● CHALLENGE:
Reproduce the whole listing, character for character.
++++
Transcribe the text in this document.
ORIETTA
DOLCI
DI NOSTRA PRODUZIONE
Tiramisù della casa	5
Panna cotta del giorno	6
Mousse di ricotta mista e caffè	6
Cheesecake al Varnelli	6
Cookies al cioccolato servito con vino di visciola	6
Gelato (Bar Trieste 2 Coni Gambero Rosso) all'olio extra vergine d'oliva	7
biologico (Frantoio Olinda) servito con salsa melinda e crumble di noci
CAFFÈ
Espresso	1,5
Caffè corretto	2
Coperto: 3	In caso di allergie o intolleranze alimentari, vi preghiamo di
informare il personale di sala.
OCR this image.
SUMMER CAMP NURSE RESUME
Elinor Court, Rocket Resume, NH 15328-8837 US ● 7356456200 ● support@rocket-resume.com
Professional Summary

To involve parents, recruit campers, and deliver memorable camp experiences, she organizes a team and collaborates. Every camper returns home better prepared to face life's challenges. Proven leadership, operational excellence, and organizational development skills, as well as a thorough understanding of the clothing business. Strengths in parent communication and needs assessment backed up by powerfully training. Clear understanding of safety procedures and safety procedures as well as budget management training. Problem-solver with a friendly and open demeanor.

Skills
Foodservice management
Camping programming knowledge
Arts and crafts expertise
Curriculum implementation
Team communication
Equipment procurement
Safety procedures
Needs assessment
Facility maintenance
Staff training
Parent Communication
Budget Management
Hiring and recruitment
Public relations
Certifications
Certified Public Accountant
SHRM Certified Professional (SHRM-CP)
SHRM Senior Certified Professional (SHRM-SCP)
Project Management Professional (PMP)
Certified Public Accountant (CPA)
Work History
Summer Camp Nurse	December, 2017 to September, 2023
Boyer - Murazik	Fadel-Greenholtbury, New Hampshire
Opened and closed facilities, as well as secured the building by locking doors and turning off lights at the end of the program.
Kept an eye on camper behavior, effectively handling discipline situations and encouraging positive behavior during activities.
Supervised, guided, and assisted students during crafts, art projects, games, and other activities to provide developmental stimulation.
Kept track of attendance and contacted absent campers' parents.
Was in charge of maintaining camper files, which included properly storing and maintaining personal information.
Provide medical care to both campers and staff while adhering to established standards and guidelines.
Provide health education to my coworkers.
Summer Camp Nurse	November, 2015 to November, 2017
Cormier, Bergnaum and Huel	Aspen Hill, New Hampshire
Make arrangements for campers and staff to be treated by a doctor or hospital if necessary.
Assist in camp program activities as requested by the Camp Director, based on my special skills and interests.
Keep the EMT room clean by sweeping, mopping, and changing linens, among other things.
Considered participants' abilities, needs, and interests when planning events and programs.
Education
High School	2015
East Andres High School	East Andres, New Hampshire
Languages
++++
● SOLVED PROBLEM:
Transcribe the text in this document.
ORIETTA
DOLCI
DI NOSTRA PRODUZIONE
Tiramisù della casa	5
Panna cotta del giorno	6
Mousse di ricotta mista e caffè	6
Cheesecake al Varnelli	6
Cookies al cioccolato servito con vino di visciola	6
Gelato (Bar Trieste 2 Coni Gambero Rosso) all'olio extra vergine d'oliva	7
biologico (Frantoio Olinda) servito con salsa melinda e crumble di noci
CAFFÈ
Espresso	1,5
Caffè corretto	2
Coperto: 3	In caso di allergie o intolleranze alimentari, vi preghiamo di
informare il personale di sala.
OCR this image.
SUMMER CAMP NURSE RESUME
Elinor Court, Rocket Resume, NH 15328-8837 US ● 7356456200 ● support@rocket-resume.com
Professional Summary

To involve parents, recruit campers, and deliver memorable camp experiences, she organizes a team and collaborates. Every camper returns home better prepared to face life's challenges. Proven leadership, operational excellence, and organizational development skills, as well as a thorough understanding of the clothing business. Strengths in parent communication and needs assessment backed up by powerfully training. Clear understanding of safety procedures and safety procedures as well as budget management training. Problem-solver with a friendly and open demeanor.

Skills
Foodservice management
Camping programming knowledge
Arts and crafts expertise
Curriculum implementation
Team communication
Equipment procurement
Safety procedures
Needs assessment
Facility maintenance
Staff training
Parent Communication
Budget Management
Hiring and recruitment
Public relations
Certifications
Certified Public Accountant
SHRM Certified Professional (SHRM-CP)
SHRM Senior Certified Professional (SHRM-SCP)
Project Management Professional (PMP)
Certified Public Accountant (CPA)
Work History
Summer Camp Nurse	December, 2017 to September, 2023
Boyer - Murazik	Fadel-Greenholtbury, New Hampshire
Opened and closed facilities, as well as secured the building by locking doors and turning off lights at the end of the program.
Kept an eye on camper behavior, effectively handling discipline situations and encouraging positive behavior during activities.
Supervised, guided, and assisted students during crafts, art projects, games, and other activities to provide developmental stimulation.
Kept track of attendance and contacted absent campers' parents.
Was in charge of maintaining camper files, which included properly storing and maintaining personal information.
Provide medical care to both campers and staff while adhering to established standards and guidelines.
Provide health education to my coworkers.
Summer Camp Nurse	November, 2015 to November, 2017
Cormier, Bergnaum and Huel	Aspen Hill, New Hampshire
Make arrangements for campers and staff to be treated by a doctor or hospital if necessary.
Assist in camp program activities as requested by the Camp Director, based on my special skills and interests.
Keep the EMT room clean by sweeping, mopping, and changing linens, among other things.
Considered participants' abilities, needs, and interests when planning events and programs.
Education
High School	2015
East Andres High School	East Andres, New Hampshire
Languages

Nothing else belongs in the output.